### [Exercise]
Would you transcribe the records below exactly, omitting every picture?

···

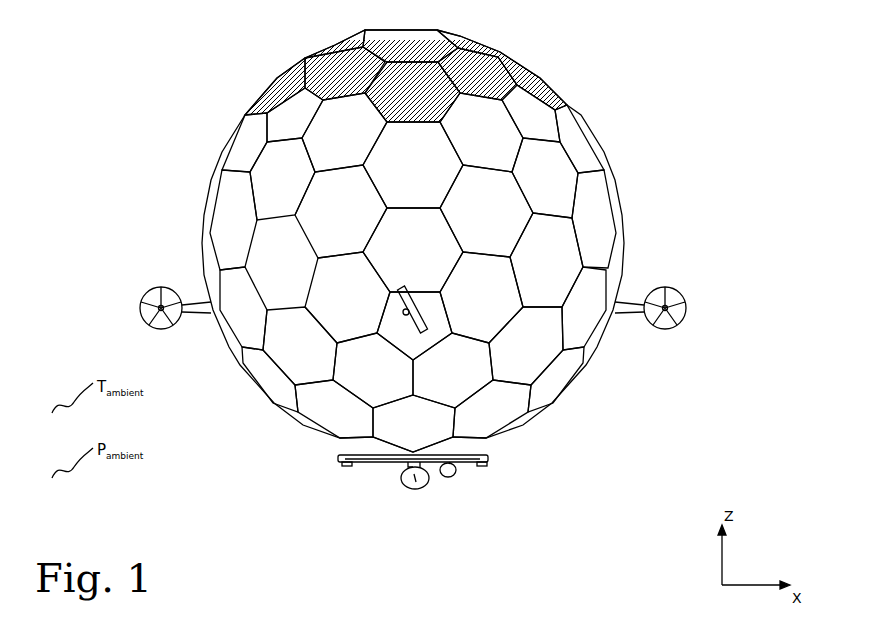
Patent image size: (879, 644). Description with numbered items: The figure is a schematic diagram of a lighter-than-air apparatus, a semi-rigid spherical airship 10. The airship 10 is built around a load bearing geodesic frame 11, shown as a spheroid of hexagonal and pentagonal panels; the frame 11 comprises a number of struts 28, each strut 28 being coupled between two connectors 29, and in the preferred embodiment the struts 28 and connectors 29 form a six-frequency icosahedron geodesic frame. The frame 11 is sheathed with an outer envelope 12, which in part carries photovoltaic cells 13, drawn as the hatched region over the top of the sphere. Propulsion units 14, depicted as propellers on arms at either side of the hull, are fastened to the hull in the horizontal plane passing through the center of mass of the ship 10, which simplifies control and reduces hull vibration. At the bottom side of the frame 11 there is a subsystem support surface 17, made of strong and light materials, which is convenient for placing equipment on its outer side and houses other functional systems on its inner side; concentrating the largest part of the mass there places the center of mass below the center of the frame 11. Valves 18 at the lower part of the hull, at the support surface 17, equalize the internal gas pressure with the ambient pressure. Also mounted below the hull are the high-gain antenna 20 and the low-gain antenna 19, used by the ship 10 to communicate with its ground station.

The semi-rigid spherical airship 10 is at (198, 104).
The load bearing geodesic frame 11 is at (577, 162).
The outer envelope 12 is at (275, 202).
The photovoltaic cells 13 is at (347, 80).
The propulsion units 14 is at (140, 306).
The subsystem support surface 17 is at (383, 456).
The valves 18 is at (345, 464).
The low-gain antenna 19 is at (455, 478).
The high-gain antenna 20 is at (402, 486).
The struts 28 is at (518, 122).
The connectors 29 is at (578, 220).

···

### [Written solution]
Patent image size: (879, 644). Description with numbered items: The figure is a schematic diagram of a lighter-than-air apparatus, a semi-rigid spherical airship 10. The airship 10 is built around a load bearing geodesic frame 11, shown as a spheroid of hexagonal and pentagonal panels; the frame 11 comprises a number of struts 28, each strut 28 being coupled between two connectors 29, and in the preferred embodiment the struts 28 and connectors 29 form a six-frequency icosahedron geodesic frame. The frame 11 is sheathed with an outer envelope 12, which in part carries photovoltaic cells 13, drawn as the hatched region over the top of the sphere. Propulsion units 14, depicted as propellers on arms at either side of the hull, are fastened to the hull in the horizontal plane passing through the center of mass of the ship 10, which simplifies control and reduces hull vibration. At the bottom side of the frame 11 there is a subsystem support surface 17, made of strong and light materials, which is convenient for placing equipment on its outer side and houses other functional systems on its inner side; concentrating the largest part of the mass there places the center of mass below the center of the frame 11. Valves 18 at the lower part of the hull, at the support surface 17, equalize the internal gas pressure with the ambient pressure. Also mounted below the hull are the high-gain antenna 20 and the low-gain antenna 19, used by the ship 10 to communicate with its ground station.

The semi-rigid spherical airship 10 is at (198, 104).
The load bearing geodesic frame 11 is at (577, 162).
The outer envelope 12 is at (275, 202).
The photovoltaic cells 13 is at (347, 80).
The propulsion units 14 is at (140, 306).
The subsystem support surface 17 is at (383, 456).
The valves 18 is at (345, 464).
The low-gain antenna 19 is at (455, 478).
The high-gain antenna 20 is at (402, 486).
The struts 28 is at (518, 122).
The connectors 29 is at (578, 220).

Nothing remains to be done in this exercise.